From the listing below, pull out the lines that hold "Puzzle".

BEGIN GIVEN DATA

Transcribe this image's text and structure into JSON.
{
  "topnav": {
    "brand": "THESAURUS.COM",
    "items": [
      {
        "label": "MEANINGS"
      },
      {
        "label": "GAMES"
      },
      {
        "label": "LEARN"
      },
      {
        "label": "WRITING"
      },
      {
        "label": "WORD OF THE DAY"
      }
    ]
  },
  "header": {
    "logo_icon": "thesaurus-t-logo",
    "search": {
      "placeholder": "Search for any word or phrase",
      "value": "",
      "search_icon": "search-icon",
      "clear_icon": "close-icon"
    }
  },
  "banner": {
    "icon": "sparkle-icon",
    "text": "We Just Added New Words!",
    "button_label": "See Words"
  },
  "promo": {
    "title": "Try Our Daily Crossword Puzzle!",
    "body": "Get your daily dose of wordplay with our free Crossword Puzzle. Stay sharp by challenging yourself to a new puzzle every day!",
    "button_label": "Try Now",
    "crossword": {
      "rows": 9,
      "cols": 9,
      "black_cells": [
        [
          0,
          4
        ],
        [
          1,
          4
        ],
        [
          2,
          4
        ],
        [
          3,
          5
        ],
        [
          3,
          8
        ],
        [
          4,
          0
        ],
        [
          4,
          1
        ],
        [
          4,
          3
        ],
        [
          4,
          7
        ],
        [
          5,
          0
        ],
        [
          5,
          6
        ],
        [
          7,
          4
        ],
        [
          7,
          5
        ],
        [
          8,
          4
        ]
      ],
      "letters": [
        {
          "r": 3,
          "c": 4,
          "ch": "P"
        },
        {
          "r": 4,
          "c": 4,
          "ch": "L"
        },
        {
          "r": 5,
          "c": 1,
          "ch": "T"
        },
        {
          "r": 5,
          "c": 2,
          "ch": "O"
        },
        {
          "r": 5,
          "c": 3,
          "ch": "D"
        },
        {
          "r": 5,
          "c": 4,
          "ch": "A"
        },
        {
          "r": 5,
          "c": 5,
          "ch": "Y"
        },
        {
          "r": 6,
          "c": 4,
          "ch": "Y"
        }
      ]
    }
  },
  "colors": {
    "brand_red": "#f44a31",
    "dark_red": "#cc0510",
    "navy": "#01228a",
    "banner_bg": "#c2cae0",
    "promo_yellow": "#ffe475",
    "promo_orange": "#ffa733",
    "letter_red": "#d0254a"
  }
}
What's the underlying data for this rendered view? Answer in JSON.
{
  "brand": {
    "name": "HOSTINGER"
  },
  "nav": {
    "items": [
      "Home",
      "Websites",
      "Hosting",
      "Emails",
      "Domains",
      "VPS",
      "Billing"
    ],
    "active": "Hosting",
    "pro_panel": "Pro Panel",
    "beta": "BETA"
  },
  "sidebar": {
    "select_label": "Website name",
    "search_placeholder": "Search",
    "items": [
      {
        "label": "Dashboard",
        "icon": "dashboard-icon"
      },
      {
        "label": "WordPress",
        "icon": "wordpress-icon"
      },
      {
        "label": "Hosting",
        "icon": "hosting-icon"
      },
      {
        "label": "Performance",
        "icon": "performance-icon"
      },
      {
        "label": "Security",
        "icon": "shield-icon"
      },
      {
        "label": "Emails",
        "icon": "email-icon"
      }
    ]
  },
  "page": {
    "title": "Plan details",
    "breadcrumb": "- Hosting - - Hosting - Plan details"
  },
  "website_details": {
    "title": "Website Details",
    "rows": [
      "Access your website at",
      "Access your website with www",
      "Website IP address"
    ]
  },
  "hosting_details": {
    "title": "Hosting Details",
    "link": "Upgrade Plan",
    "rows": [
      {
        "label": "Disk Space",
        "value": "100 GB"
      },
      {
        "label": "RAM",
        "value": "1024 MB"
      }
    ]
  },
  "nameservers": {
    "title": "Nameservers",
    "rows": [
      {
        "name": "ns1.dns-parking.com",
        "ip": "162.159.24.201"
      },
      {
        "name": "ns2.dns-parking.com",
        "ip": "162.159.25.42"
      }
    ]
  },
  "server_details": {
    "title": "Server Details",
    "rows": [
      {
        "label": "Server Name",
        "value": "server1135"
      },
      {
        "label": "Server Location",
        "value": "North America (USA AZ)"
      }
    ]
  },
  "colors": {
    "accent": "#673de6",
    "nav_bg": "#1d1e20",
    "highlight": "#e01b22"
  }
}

END GIVEN DATA

* [RESULT OF THIS EXERCISE]
    "title": "Try Our Daily Crossword Puzzle!",
    "body": "Get your daily dose of wordplay with our free Crossword Puzzle. Stay sharp by challenging yourself to a new puzzle every day!",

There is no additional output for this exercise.